**Task directions:** Leave out the pictures and transcribe everything else exactly.

**Data to process:**
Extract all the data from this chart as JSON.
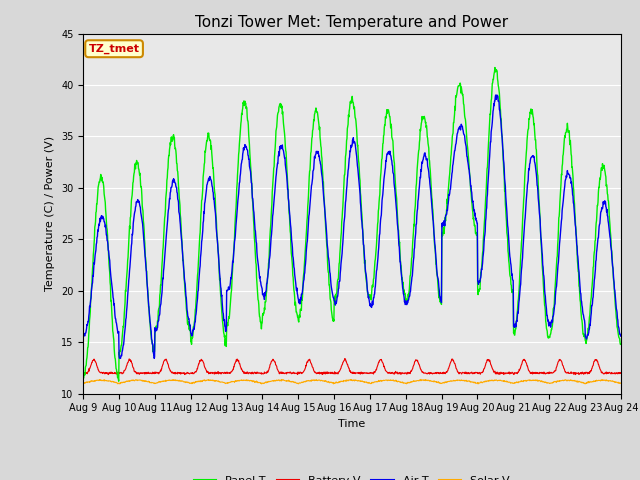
{
  "title": "Tonzi Tower Met: Temperature and Power",
  "xlabel": "Time",
  "ylabel": "Temperature (C) / Power (V)",
  "ylim": [
    10,
    45
  ],
  "num_days": 15,
  "x_tick_labels": [
    "Aug 9",
    "Aug 10",
    "Aug 11",
    "Aug 12",
    "Aug 13",
    "Aug 14",
    "Aug 15",
    "Aug 16",
    "Aug 17",
    "Aug 18",
    "Aug 19",
    "Aug 20",
    "Aug 21",
    "Aug 22",
    "Aug 23",
    "Aug 24"
  ],
  "annotation_text": "TZ_tmet",
  "annotation_box_color": "#ffffcc",
  "annotation_text_color": "#cc0000",
  "annotation_border_color": "#cc8800",
  "fig_bg_color": "#d8d8d8",
  "plot_bg_color": "#e8e8e8",
  "panel_color": "#00ee00",
  "battery_color": "#ee0000",
  "air_color": "#0000ee",
  "solar_color": "#ffaa00",
  "panel_peaks": [
    31.1,
    32.5,
    35.0,
    35.0,
    38.3,
    38.0,
    37.5,
    38.5,
    37.5,
    37.0,
    40.0,
    41.5,
    37.5,
    35.8,
    32.0
  ],
  "panel_troughs": [
    11.5,
    14.0,
    16.0,
    15.0,
    16.5,
    17.5,
    17.2,
    19.2,
    19.5,
    18.8,
    25.5,
    19.8,
    15.5,
    15.5,
    15.0
  ],
  "air_peaks": [
    27.2,
    28.8,
    30.8,
    31.0,
    34.0,
    34.0,
    33.5,
    34.5,
    33.5,
    33.2,
    36.0,
    39.0,
    33.2,
    31.5,
    28.5
  ],
  "air_troughs": [
    15.8,
    13.5,
    16.3,
    15.8,
    20.0,
    19.5,
    19.0,
    18.8,
    18.5,
    18.8,
    26.5,
    20.8,
    16.5,
    16.8,
    15.5
  ],
  "battery_baseline": 12.0,
  "solar_baseline": 11.0,
  "yticks": [
    10,
    15,
    20,
    25,
    30,
    35,
    40,
    45
  ],
  "title_fontsize": 11,
  "label_fontsize": 8,
  "tick_fontsize": 7,
  "legend_fontsize": 8
}
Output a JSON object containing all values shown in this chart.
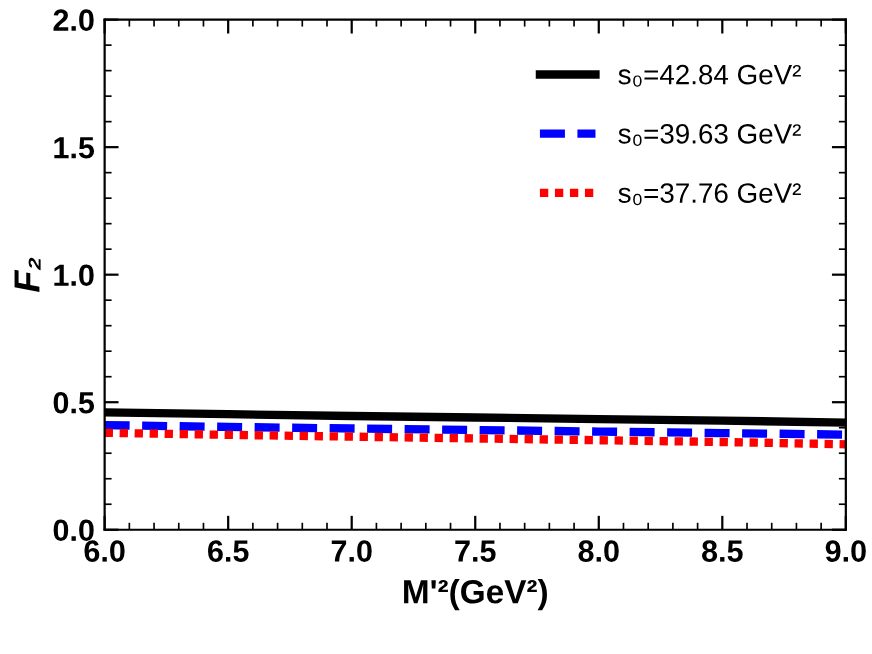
{
  "chart_data": {
    "type": "line",
    "xlabel": "M'²(GeV²)",
    "ylabel": "F₂",
    "xlim": [
      6.0,
      9.0
    ],
    "ylim": [
      0.0,
      2.0
    ],
    "xticks": [
      {
        "value": 6.0,
        "label": "6.0"
      },
      {
        "value": 6.5,
        "label": "6.5"
      },
      {
        "value": 7.0,
        "label": "7.0"
      },
      {
        "value": 7.5,
        "label": "7.5"
      },
      {
        "value": 8.0,
        "label": "8.0"
      },
      {
        "value": 8.5,
        "label": "8.5"
      },
      {
        "value": 9.0,
        "label": "9.0"
      }
    ],
    "yticks": [
      {
        "value": 0.0,
        "label": "0.0"
      },
      {
        "value": 0.5,
        "label": "0.5"
      },
      {
        "value": 1.0,
        "label": "1.0"
      },
      {
        "value": 1.5,
        "label": "1.5"
      },
      {
        "value": 2.0,
        "label": "2.0"
      }
    ],
    "legend": "top right",
    "grid": false,
    "x": [
      6.0,
      6.5,
      7.0,
      7.5,
      8.0,
      8.5,
      9.0
    ],
    "series": [
      {
        "name": "s₀=42.84 GeV²",
        "color": "#000000",
        "line_style": "solid",
        "values": [
          0.46,
          0.453,
          0.446,
          0.44,
          0.434,
          0.428,
          0.42
        ]
      },
      {
        "name": "s₀=39.63 GeV²",
        "color": "#0000ff",
        "line_style": "dashed",
        "values": [
          0.41,
          0.403,
          0.397,
          0.391,
          0.385,
          0.379,
          0.373
        ]
      },
      {
        "name": "s₀=37.76 GeV²",
        "color": "#ff0000",
        "line_style": "dotted",
        "values": [
          0.38,
          0.372,
          0.365,
          0.358,
          0.351,
          0.344,
          0.335
        ]
      }
    ]
  }
}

**Answer to this exercise:**
Extract all the data from this chart as JSON.
{
  "title": "Tonzi Tower Met: Temperature and Power",
  "xlabel": "Time",
  "ylabel": "Temperature (C) / Power (V)",
  "ylim": [
    10,
    45
  ],
  "num_days": 15,
  "x_tick_labels": [
    "Aug 9",
    "Aug 10",
    "Aug 11",
    "Aug 12",
    "Aug 13",
    "Aug 14",
    "Aug 15",
    "Aug 16",
    "Aug 17",
    "Aug 18",
    "Aug 19",
    "Aug 20",
    "Aug 21",
    "Aug 22",
    "Aug 23",
    "Aug 24"
  ],
  "annotation_text": "TZ_tmet",
  "annotation_box_color": "#ffffcc",
  "annotation_text_color": "#cc0000",
  "annotation_border_color": "#cc8800",
  "fig_bg_color": "#d8d8d8",
  "plot_bg_color": "#e8e8e8",
  "panel_color": "#00ee00",
  "battery_color": "#ee0000",
  "air_color": "#0000ee",
  "solar_color": "#ffaa00",
  "panel_peaks": [
    31.1,
    32.5,
    35.0,
    35.0,
    38.3,
    38.0,
    37.5,
    38.5,
    37.5,
    37.0,
    40.0,
    41.5,
    37.5,
    35.8,
    32.0
  ],
  "panel_troughs": [
    11.5,
    14.0,
    16.0,
    15.0,
    16.5,
    17.5,
    17.2,
    19.2,
    19.5,
    18.8,
    25.5,
    19.8,
    15.5,
    15.5,
    15.0
  ],
  "air_peaks": [
    27.2,
    28.8,
    30.8,
    31.0,
    34.0,
    34.0,
    33.5,
    34.5,
    33.5,
    33.2,
    36.0,
    39.0,
    33.2,
    31.5,
    28.5
  ],
  "air_troughs": [
    15.8,
    13.5,
    16.3,
    15.8,
    20.0,
    19.5,
    19.0,
    18.8,
    18.5,
    18.8,
    26.5,
    20.8,
    16.5,
    16.8,
    15.5
  ],
  "battery_baseline": 12.0,
  "solar_baseline": 11.0,
  "yticks": [
    10,
    15,
    20,
    25,
    30,
    35,
    40,
    45
  ],
  "title_fontsize": 11,
  "label_fontsize": 8,
  "tick_fontsize": 7,
  "legend_fontsize": 8
}
Output a JSON object containing all values shown in this chart.
{
  "chart_data": {
    "type": "line",
    "xlabel": "M'²(GeV²)",
    "ylabel": "F₂",
    "xlim": [
      6.0,
      9.0
    ],
    "ylim": [
      0.0,
      2.0
    ],
    "xticks": [
      {
        "value": 6.0,
        "label": "6.0"
      },
      {
        "value": 6.5,
        "label": "6.5"
      },
      {
        "value": 7.0,
        "label": "7.0"
      },
      {
        "value": 7.5,
        "label": "7.5"
      },
      {
        "value": 8.0,
        "label": "8.0"
      },
      {
        "value": 8.5,
        "label": "8.5"
      },
      {
        "value": 9.0,
        "label": "9.0"
      }
    ],
    "yticks": [
      {
        "value": 0.0,
        "label": "0.0"
      },
      {
        "value": 0.5,
        "label": "0.5"
      },
      {
        "value": 1.0,
        "label": "1.0"
      },
      {
        "value": 1.5,
        "label": "1.5"
      },
      {
        "value": 2.0,
        "label": "2.0"
      }
    ],
    "legend": "top right",
    "grid": false,
    "x": [
      6.0,
      6.5,
      7.0,
      7.5,
      8.0,
      8.5,
      9.0
    ],
    "series": [
      {
        "name": "s₀=42.84 GeV²",
        "color": "#000000",
        "line_style": "solid",
        "values": [
          0.46,
          0.453,
          0.446,
          0.44,
          0.434,
          0.428,
          0.42
        ]
      },
      {
        "name": "s₀=39.63 GeV²",
        "color": "#0000ff",
        "line_style": "dashed",
        "values": [
          0.41,
          0.403,
          0.397,
          0.391,
          0.385,
          0.379,
          0.373
        ]
      },
      {
        "name": "s₀=37.76 GeV²",
        "color": "#ff0000",
        "line_style": "dotted",
        "values": [
          0.38,
          0.372,
          0.365,
          0.358,
          0.351,
          0.344,
          0.335
        ]
      }
    ]
  }
}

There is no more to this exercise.